▶ _Instructions for the task_
Report how many lines below contain the word "image". Give only the number.

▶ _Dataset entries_
---

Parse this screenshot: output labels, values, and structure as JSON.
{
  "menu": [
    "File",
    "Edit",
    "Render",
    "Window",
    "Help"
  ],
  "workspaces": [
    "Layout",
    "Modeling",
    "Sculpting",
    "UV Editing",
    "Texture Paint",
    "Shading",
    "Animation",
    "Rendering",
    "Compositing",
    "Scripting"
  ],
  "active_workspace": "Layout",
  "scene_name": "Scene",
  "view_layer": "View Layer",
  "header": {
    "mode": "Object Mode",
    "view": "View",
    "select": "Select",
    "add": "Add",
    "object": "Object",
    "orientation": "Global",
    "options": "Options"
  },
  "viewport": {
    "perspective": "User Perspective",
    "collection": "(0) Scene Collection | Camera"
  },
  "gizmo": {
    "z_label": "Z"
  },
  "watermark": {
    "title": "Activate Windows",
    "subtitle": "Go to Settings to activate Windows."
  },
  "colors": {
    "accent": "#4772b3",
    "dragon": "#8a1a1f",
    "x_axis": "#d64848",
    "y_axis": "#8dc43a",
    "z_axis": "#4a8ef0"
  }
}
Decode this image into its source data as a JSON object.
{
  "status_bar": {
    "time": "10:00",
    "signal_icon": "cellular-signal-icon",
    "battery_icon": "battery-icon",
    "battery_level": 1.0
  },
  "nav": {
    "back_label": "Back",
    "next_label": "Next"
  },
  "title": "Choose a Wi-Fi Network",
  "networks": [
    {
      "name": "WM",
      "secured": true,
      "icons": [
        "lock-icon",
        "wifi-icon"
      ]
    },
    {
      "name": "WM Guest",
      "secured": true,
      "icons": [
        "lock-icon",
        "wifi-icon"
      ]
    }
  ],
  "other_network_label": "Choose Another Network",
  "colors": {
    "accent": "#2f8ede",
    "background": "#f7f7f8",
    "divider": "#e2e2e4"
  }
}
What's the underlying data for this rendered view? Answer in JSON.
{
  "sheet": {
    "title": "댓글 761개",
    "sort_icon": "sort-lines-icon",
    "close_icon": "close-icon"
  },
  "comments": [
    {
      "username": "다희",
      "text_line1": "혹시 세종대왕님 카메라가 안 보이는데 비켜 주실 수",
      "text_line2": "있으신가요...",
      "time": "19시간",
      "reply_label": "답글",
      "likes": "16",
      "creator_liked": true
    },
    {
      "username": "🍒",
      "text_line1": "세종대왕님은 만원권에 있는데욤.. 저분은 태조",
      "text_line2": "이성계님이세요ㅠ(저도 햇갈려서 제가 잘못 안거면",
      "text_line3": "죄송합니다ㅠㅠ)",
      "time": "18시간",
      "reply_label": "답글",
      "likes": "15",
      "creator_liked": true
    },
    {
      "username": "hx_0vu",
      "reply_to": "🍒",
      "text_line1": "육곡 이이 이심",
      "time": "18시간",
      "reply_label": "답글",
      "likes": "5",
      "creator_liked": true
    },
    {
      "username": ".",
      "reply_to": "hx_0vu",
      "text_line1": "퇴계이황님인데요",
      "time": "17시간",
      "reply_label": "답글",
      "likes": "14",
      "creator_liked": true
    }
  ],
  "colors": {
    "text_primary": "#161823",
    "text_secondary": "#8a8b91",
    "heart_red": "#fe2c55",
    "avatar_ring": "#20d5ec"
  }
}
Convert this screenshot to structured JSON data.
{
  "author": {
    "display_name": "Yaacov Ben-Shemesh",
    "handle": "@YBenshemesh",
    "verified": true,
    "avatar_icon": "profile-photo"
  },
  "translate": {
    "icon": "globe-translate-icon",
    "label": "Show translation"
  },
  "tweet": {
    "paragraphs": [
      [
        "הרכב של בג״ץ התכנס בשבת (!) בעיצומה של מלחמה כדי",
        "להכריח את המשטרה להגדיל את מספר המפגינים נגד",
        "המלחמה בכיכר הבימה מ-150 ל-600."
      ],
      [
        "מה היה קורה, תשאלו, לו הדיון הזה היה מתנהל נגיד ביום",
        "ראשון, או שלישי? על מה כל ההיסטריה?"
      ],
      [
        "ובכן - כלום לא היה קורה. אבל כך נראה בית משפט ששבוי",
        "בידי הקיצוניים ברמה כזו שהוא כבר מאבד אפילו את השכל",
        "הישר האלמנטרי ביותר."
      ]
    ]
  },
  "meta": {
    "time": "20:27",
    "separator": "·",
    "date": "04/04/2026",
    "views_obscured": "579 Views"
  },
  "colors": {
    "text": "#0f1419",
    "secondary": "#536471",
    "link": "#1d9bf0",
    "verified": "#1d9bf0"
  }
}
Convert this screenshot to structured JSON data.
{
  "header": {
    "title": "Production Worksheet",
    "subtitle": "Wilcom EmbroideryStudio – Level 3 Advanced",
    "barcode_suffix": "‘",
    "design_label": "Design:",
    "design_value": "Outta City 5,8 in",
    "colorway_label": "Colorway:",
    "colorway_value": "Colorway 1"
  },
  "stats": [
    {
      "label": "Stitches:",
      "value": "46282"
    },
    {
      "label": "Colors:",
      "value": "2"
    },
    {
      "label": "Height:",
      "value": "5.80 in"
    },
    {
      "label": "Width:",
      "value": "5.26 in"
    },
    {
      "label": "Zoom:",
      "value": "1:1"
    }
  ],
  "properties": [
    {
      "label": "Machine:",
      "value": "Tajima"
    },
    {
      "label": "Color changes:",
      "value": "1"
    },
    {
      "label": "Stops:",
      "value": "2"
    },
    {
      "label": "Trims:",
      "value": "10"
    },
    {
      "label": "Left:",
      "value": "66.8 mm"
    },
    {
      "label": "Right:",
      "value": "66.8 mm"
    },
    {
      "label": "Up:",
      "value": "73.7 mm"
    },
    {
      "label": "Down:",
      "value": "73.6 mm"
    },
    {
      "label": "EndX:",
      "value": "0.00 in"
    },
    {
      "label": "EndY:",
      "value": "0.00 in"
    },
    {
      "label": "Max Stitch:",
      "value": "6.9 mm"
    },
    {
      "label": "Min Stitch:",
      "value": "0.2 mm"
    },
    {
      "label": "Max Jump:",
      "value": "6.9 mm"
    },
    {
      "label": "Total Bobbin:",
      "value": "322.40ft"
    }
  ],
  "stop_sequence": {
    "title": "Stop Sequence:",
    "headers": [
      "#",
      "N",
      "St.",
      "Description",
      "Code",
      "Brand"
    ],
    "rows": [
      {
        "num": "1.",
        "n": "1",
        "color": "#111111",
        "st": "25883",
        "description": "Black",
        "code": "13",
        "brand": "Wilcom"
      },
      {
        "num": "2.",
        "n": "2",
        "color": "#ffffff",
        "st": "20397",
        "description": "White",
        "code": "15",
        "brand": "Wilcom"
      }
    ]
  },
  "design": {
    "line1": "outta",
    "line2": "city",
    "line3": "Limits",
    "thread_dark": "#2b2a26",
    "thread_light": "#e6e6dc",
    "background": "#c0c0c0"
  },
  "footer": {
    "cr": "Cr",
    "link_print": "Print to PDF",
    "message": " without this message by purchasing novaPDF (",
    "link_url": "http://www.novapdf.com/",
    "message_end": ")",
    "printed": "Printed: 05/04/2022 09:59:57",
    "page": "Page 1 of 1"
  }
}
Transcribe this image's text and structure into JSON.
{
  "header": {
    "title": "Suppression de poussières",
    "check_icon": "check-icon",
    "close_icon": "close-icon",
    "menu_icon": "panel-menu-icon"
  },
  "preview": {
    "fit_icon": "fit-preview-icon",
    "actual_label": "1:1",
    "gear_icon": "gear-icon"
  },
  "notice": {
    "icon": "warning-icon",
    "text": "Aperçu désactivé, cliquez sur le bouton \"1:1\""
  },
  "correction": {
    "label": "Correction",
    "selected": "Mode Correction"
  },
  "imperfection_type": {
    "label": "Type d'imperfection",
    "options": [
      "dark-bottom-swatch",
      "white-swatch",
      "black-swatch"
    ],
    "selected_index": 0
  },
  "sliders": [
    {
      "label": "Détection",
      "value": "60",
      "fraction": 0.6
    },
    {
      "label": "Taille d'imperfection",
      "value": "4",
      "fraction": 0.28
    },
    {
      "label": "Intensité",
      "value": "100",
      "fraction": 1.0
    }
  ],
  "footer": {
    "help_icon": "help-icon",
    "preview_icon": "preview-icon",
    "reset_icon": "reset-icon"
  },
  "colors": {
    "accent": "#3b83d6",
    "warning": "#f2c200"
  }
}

---

▶ _Full answer_
2